## begin RECORDS FOR THE EXERCISE

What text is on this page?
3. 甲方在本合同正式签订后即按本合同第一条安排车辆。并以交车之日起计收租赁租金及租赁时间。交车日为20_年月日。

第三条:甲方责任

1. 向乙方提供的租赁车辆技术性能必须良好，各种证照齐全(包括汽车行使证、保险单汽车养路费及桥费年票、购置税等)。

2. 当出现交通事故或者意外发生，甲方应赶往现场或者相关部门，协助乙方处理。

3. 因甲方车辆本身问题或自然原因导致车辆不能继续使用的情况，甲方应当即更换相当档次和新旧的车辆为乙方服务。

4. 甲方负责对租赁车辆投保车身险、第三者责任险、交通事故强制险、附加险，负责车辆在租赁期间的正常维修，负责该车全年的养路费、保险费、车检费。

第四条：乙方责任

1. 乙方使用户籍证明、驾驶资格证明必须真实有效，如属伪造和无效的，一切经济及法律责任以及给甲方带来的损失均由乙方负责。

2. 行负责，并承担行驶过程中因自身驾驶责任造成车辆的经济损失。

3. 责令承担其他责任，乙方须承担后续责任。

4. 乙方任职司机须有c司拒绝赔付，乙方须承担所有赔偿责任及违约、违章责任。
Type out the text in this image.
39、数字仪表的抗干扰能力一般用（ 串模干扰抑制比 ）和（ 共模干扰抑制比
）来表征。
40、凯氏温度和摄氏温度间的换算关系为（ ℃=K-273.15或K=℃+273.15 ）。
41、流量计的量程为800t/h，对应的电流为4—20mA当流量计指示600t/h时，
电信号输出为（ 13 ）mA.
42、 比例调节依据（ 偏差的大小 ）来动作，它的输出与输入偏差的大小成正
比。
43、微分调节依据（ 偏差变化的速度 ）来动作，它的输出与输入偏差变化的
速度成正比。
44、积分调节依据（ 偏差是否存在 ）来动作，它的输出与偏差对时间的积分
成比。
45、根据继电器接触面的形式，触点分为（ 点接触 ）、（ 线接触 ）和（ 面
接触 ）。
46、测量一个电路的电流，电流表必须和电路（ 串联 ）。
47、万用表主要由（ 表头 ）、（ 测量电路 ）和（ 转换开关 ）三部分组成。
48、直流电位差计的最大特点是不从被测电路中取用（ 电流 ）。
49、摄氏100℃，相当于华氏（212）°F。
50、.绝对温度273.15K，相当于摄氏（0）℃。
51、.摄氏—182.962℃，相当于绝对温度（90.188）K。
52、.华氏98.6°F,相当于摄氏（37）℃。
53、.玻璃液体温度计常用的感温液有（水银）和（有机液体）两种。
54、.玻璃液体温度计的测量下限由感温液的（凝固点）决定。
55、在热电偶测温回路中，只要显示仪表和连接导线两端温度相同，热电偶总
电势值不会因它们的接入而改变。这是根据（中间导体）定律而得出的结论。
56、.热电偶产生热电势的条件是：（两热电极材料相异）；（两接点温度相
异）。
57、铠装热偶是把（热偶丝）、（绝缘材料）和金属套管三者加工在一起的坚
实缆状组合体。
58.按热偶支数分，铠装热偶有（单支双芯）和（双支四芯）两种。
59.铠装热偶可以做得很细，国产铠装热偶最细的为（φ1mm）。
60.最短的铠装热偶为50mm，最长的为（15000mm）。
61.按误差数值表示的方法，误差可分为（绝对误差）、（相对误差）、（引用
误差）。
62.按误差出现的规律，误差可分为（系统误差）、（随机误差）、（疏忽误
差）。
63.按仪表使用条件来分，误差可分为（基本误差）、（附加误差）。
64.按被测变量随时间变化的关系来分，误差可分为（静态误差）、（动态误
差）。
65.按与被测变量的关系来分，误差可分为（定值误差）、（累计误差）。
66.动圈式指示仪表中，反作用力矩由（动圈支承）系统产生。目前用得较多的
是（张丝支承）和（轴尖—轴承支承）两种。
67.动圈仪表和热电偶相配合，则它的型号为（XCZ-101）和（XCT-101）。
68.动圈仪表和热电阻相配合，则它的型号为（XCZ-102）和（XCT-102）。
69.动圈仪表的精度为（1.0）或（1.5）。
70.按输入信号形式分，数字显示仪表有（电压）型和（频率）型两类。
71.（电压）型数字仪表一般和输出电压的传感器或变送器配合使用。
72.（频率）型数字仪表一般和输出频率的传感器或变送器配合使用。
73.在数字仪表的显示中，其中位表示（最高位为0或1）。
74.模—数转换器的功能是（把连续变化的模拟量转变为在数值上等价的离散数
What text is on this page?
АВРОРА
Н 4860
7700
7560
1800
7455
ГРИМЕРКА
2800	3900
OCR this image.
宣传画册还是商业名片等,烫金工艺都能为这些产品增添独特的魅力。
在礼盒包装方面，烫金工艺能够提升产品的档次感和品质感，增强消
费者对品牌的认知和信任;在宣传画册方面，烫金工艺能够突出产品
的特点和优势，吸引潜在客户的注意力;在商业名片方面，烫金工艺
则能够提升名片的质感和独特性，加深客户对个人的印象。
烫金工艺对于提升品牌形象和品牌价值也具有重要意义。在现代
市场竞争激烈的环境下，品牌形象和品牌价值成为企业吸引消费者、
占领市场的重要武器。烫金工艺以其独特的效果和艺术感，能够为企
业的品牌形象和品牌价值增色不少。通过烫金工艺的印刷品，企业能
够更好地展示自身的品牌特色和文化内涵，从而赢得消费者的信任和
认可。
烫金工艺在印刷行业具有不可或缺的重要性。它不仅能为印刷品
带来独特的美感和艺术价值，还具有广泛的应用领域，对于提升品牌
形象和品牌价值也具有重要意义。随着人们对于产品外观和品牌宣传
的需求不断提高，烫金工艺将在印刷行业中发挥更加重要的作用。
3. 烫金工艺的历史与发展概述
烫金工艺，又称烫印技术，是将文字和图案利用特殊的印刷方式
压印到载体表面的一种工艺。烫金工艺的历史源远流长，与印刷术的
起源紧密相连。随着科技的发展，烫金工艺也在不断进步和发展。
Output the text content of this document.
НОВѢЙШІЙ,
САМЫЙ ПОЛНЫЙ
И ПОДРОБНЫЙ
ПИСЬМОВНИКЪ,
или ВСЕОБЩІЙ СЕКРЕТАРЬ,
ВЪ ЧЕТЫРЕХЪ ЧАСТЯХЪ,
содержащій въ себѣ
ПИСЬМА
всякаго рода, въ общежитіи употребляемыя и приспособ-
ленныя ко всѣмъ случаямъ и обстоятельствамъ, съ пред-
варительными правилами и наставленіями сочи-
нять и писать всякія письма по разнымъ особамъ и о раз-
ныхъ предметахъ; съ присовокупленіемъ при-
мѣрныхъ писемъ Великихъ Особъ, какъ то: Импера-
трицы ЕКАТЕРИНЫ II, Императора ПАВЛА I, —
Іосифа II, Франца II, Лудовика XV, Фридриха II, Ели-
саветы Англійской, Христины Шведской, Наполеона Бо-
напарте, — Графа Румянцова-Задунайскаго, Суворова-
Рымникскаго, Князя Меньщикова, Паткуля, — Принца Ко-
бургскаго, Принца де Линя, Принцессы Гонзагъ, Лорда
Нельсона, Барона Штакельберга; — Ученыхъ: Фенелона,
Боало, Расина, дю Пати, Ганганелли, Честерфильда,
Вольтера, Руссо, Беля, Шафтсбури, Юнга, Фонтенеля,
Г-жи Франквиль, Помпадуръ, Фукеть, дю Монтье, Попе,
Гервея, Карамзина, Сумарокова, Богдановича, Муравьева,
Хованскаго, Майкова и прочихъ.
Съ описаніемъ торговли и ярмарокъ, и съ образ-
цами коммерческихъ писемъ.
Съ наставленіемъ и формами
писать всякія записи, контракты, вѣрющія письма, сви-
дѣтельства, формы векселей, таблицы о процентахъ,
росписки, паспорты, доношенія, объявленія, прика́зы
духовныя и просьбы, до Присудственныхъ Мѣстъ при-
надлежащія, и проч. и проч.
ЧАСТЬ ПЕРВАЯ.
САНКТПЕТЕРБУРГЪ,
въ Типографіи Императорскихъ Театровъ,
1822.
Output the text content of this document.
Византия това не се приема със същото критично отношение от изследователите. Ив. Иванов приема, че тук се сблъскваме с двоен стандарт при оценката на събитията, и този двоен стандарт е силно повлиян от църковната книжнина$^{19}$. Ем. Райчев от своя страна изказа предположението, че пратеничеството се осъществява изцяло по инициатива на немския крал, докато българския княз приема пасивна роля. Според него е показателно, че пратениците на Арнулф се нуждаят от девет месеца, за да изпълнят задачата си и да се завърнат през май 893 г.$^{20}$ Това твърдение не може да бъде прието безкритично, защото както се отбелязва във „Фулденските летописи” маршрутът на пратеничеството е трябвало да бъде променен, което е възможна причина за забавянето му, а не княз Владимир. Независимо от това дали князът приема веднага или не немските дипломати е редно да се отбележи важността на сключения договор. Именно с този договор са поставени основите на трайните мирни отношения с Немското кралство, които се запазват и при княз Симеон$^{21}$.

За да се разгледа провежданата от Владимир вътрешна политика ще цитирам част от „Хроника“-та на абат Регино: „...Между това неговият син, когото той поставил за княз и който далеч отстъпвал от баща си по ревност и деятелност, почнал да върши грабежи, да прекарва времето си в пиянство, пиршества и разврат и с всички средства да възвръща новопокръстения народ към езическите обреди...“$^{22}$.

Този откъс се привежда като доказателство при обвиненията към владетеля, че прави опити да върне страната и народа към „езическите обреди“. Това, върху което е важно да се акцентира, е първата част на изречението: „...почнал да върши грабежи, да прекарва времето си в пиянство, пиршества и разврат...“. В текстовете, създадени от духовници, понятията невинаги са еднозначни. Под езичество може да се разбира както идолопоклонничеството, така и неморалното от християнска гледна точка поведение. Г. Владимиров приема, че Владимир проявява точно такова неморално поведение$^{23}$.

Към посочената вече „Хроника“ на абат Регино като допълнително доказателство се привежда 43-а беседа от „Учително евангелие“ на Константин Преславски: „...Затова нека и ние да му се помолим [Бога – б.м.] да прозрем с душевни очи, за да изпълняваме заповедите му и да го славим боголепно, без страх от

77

## end RECORDS FOR THE EXERCISE

» **TO DO**
Consider the entries above and return each line with the string "则它的型号为".

» **THE RESULT**
67.动圈仪表和热电偶相配合，则它的型号为（XCZ-101）和（XCT-101）。
68.动圈仪表和热电阻相配合，则它的型号为（XCZ-102）和（XCT-102）。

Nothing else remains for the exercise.